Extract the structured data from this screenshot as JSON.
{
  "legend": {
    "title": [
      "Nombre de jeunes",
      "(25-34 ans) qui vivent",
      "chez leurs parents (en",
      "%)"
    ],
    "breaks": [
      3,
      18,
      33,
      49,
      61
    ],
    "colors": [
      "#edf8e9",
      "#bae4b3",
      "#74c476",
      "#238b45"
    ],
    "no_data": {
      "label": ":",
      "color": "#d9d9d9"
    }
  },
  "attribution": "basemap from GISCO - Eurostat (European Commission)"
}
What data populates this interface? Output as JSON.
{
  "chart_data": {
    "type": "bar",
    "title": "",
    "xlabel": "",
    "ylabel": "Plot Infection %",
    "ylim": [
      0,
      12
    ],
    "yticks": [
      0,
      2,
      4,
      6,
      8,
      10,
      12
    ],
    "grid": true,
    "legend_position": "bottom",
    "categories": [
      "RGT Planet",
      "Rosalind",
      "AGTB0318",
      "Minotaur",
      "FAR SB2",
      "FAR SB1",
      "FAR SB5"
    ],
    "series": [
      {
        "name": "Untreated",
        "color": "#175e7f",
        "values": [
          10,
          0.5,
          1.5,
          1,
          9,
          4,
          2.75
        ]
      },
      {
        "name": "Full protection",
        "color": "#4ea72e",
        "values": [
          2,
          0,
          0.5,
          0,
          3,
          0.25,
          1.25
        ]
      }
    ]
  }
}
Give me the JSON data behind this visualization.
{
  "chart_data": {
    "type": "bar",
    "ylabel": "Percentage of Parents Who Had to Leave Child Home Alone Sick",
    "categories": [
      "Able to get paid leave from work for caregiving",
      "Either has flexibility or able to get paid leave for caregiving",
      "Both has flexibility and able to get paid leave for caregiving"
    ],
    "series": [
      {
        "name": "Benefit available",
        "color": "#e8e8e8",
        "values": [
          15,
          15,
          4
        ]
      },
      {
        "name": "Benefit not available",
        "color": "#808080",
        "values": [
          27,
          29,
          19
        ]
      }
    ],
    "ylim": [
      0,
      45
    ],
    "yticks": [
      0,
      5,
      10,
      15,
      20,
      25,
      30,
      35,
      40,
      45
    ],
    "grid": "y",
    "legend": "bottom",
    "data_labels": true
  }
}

- - - - - - -

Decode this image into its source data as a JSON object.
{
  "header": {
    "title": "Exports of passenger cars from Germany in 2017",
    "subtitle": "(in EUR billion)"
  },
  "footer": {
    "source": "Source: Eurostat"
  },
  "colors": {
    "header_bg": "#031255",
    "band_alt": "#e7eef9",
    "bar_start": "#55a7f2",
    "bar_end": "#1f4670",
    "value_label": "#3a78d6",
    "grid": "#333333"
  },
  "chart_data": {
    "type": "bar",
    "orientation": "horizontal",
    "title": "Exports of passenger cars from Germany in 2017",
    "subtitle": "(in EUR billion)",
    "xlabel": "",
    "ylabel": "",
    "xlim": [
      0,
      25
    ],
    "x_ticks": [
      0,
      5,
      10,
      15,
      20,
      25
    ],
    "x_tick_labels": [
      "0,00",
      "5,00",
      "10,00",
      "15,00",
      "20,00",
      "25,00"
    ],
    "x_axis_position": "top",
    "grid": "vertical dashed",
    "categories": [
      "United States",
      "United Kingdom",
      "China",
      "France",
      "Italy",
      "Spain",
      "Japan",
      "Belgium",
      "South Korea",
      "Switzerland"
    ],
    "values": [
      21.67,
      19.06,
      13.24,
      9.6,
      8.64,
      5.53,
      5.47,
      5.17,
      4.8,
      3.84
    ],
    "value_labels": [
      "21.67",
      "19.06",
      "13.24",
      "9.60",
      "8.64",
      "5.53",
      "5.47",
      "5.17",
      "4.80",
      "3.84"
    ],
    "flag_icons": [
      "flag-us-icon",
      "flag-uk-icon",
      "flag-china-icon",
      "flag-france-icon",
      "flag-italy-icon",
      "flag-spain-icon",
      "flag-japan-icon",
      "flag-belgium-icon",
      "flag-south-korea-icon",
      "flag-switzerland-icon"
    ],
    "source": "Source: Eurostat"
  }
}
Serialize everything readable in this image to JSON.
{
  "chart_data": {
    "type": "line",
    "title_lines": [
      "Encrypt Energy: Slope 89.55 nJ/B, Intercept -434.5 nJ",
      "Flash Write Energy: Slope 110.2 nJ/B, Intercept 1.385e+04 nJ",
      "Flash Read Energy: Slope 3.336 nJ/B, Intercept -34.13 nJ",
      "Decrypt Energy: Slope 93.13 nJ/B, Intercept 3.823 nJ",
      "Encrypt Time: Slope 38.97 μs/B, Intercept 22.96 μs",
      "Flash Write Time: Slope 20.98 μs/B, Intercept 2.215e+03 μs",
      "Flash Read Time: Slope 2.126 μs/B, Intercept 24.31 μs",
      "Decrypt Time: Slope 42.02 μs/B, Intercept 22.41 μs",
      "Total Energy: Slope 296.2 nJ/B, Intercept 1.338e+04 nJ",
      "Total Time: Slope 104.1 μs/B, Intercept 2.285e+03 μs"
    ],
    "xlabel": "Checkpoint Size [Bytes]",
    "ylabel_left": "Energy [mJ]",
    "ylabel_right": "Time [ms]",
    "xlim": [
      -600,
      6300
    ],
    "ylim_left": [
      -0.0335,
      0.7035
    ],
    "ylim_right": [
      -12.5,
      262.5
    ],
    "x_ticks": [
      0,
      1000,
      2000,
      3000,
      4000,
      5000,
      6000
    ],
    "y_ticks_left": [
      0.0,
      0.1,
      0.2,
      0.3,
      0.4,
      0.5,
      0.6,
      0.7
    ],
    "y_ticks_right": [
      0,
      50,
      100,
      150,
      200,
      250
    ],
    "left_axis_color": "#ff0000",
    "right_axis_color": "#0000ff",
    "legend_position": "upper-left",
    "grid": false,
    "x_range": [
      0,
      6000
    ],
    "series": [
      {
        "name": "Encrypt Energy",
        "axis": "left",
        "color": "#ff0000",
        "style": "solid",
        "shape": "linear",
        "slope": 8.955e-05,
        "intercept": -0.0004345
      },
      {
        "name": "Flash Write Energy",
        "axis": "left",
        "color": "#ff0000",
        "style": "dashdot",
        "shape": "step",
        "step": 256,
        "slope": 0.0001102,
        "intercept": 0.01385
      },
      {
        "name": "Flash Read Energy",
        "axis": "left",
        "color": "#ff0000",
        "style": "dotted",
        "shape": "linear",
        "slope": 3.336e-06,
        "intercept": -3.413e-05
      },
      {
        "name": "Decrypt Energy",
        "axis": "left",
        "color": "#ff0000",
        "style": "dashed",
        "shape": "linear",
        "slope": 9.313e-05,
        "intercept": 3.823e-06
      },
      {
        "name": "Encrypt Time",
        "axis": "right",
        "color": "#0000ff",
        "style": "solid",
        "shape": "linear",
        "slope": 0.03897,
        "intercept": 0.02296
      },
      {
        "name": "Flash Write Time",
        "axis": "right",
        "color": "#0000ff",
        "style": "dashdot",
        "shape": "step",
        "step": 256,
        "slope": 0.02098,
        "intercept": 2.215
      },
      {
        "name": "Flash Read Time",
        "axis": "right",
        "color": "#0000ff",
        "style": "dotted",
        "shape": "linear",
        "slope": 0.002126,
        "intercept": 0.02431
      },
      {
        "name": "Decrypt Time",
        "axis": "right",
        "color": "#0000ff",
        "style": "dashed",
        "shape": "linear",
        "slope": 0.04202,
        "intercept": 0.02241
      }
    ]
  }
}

- - - - - - -

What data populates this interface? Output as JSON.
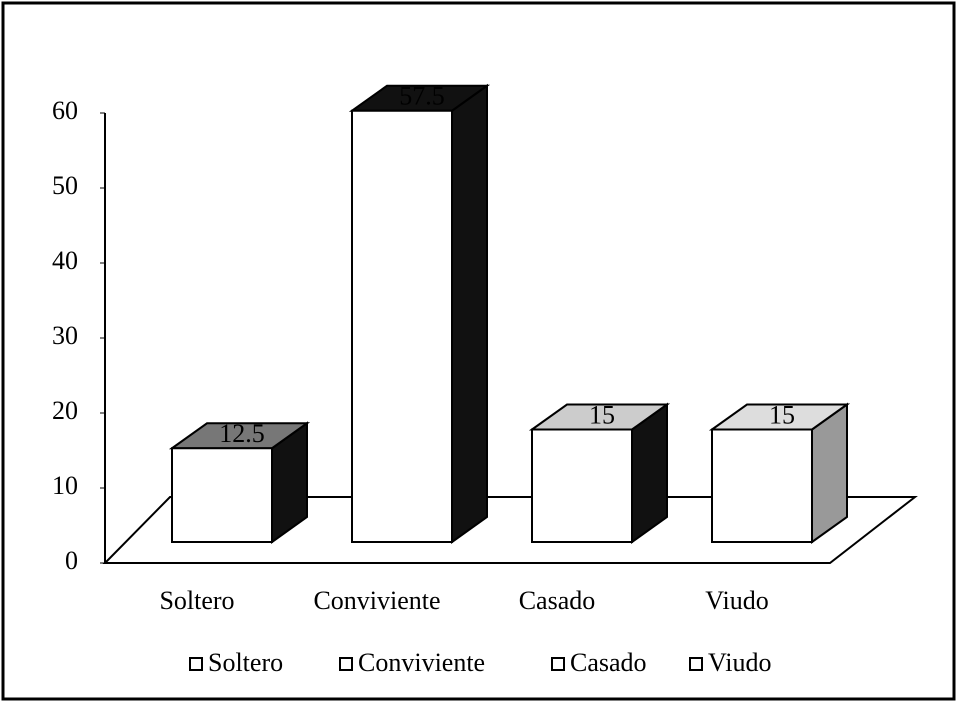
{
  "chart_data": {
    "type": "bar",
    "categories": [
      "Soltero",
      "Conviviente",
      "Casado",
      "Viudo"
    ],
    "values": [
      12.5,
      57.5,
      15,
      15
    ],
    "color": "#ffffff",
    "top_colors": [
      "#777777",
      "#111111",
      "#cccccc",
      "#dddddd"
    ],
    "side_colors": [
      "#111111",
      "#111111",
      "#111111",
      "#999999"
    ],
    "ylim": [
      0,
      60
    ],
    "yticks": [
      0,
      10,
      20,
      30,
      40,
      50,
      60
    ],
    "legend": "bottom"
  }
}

- - - - - - -

## Exercise task
Filter the records above for lines containing the word "billion", and copy those lines.

## Written response
    "subtitle": "(in EUR billion)"
    "subtitle": "(in EUR billion)",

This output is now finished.